--- start of INFORMATION SHOWN ---

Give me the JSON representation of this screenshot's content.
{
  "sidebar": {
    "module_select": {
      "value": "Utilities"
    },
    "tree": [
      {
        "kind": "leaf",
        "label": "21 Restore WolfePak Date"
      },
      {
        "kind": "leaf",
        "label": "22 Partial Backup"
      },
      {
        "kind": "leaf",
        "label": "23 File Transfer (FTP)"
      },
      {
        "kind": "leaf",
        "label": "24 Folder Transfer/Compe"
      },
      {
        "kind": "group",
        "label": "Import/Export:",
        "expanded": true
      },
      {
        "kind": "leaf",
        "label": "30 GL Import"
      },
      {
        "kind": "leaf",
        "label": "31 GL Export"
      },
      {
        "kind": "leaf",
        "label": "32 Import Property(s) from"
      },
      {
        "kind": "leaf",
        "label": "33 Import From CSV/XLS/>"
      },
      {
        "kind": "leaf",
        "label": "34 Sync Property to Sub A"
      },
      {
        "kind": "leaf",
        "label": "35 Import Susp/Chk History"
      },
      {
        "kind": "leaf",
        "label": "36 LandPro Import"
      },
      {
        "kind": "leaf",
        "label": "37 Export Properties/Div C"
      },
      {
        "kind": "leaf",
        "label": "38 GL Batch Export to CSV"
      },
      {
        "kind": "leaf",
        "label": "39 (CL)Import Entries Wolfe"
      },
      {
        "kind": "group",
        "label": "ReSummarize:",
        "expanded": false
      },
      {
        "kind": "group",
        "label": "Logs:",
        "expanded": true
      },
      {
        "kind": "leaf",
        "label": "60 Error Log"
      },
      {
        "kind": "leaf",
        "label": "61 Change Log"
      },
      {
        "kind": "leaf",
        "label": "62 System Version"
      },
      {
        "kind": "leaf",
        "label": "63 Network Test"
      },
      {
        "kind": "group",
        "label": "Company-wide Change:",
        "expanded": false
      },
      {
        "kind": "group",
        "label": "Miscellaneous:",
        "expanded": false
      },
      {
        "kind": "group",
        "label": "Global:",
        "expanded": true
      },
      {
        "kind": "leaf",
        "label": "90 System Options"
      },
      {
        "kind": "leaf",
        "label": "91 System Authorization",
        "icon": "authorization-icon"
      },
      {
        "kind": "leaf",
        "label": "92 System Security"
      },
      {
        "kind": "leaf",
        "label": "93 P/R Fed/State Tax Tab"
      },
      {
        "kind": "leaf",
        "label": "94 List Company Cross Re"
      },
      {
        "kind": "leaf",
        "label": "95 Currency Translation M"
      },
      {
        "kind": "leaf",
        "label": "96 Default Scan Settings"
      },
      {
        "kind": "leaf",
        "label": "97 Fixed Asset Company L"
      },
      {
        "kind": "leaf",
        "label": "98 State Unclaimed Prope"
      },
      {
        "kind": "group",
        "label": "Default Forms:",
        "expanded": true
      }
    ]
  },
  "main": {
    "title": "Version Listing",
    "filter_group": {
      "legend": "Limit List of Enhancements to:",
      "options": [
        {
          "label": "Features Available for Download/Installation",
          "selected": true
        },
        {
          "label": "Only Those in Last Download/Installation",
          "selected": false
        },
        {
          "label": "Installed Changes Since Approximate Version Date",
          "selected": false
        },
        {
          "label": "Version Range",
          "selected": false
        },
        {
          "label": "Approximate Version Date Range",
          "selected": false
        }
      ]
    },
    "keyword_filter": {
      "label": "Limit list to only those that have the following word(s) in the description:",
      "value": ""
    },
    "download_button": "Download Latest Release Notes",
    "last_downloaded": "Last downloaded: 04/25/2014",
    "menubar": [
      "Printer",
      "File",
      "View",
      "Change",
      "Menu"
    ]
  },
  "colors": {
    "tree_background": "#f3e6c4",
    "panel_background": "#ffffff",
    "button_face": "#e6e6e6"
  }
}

--- end of INFORMATION SHOWN ---

▸ EXERCISE GOAL
Determine how many lines of the records above contain the word "Default", and report only that number.

▸ EXERCISE OUTPUT
2